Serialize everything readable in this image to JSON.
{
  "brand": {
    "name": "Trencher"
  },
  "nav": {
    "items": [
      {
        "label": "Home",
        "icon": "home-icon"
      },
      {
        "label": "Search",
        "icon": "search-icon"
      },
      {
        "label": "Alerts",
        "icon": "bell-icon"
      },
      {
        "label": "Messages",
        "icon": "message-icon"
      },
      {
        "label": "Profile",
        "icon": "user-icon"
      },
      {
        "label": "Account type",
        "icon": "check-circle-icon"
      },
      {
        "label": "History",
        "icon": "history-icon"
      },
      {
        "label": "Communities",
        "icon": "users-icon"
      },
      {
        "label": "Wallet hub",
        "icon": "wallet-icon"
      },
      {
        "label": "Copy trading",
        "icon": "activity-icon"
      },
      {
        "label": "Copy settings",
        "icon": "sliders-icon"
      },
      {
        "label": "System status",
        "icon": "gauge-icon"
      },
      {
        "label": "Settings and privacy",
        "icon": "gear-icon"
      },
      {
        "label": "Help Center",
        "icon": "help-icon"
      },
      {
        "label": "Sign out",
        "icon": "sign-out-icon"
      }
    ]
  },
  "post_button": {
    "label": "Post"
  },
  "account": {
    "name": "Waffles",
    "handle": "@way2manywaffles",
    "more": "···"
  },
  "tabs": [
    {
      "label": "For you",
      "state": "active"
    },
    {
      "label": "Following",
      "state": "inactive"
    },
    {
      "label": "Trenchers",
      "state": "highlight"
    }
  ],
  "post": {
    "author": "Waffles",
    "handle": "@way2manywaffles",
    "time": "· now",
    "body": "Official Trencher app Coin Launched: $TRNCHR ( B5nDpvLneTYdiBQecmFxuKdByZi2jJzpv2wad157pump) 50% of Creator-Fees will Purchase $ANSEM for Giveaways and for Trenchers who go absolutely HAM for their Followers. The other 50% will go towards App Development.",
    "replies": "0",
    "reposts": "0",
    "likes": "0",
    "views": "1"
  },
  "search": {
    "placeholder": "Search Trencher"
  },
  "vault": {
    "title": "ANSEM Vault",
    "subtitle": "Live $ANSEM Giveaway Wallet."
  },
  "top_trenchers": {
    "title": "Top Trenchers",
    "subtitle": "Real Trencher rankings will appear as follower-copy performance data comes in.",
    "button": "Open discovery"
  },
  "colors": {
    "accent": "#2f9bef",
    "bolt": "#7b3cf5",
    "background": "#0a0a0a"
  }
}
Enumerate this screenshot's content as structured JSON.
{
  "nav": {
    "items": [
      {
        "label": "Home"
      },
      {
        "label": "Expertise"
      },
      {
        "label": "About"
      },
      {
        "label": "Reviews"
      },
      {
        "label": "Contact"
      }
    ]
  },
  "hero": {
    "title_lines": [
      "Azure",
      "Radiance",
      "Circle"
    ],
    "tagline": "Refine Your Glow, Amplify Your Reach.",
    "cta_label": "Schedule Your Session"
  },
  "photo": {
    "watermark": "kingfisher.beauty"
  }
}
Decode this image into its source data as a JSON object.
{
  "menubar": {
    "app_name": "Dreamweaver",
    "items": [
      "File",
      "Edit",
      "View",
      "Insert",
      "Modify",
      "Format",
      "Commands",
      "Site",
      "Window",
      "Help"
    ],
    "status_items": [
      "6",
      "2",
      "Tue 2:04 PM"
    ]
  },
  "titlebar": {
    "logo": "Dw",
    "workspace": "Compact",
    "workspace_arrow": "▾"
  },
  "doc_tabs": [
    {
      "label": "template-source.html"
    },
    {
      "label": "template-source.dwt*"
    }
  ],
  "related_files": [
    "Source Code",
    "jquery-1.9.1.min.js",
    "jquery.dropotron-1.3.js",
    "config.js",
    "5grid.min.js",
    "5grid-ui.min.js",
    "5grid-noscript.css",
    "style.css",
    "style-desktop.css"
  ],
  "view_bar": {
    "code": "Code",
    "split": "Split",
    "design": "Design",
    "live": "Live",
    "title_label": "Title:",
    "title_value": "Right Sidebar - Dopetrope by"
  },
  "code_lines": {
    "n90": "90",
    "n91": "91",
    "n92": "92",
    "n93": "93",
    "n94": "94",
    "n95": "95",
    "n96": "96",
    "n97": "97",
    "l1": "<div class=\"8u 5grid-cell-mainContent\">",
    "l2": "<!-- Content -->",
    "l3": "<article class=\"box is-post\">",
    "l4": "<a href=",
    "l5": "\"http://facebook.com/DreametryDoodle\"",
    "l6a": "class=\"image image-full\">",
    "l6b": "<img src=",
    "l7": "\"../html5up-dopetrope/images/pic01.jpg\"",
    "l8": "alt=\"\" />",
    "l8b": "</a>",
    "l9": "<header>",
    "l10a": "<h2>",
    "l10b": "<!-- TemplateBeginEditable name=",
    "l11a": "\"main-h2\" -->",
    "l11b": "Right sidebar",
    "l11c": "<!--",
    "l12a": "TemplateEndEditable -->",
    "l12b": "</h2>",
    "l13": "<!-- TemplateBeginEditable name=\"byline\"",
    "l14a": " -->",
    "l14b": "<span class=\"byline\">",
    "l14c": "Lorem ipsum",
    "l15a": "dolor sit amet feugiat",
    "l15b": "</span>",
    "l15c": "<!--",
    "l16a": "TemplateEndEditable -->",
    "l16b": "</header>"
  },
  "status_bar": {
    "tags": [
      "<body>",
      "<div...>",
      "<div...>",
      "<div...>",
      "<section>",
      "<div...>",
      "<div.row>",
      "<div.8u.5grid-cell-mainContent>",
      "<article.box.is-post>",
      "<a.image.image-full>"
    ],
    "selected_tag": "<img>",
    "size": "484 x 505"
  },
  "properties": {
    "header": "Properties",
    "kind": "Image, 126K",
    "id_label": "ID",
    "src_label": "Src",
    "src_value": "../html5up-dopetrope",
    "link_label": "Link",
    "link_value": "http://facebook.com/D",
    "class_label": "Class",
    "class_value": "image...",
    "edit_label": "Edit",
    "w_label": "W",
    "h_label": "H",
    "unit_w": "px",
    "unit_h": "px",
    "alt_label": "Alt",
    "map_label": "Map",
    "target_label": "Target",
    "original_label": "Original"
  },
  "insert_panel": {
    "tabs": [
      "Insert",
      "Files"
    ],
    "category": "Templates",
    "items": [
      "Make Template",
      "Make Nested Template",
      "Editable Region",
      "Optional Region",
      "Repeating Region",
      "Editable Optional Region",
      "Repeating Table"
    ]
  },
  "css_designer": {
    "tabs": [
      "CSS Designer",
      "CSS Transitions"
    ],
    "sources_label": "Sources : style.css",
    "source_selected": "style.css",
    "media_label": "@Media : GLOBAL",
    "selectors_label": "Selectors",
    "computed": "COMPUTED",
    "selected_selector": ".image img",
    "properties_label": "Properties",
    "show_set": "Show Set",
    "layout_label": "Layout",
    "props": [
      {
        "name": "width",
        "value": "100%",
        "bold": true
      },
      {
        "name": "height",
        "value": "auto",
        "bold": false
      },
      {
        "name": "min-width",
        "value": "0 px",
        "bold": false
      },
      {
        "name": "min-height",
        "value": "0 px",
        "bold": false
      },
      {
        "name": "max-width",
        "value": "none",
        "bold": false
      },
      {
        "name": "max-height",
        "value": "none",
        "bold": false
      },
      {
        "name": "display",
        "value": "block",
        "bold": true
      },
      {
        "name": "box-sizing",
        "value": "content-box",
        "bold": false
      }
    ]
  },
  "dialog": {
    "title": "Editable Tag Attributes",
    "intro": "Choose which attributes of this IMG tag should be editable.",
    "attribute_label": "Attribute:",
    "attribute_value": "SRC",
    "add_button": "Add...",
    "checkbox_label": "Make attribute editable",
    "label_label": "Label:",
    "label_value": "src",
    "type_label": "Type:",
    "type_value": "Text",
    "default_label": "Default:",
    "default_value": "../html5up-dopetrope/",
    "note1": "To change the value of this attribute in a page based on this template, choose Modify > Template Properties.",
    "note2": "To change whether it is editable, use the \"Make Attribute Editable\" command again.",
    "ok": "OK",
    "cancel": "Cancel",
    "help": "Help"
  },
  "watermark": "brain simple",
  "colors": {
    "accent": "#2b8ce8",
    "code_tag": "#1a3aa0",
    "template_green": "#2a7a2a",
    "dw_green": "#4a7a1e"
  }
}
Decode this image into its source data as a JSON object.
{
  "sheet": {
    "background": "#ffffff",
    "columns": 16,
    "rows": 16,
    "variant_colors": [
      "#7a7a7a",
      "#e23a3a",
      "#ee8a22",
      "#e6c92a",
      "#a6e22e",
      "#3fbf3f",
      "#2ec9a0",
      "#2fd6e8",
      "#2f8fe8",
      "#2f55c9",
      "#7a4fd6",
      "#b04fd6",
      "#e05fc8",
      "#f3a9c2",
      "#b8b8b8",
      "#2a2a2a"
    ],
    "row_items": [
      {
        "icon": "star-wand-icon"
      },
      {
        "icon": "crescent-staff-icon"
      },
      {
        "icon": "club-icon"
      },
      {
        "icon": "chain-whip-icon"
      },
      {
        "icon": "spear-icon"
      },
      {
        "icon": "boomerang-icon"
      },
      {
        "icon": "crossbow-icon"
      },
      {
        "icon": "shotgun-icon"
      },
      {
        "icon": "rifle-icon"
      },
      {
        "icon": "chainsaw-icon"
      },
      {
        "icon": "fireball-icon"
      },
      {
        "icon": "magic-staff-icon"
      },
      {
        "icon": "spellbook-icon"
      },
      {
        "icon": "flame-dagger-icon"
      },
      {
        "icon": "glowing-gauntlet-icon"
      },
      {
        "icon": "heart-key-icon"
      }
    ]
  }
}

══════════════════════════════

:: TASK OBJECTIVE ::
Report back each line of the entries that holds the string "TemplateEndEditable".

:: IN RESPONSE ::
    "l12a": "TemplateEndEditable -->",
    "l16a": "TemplateEndEditable -->",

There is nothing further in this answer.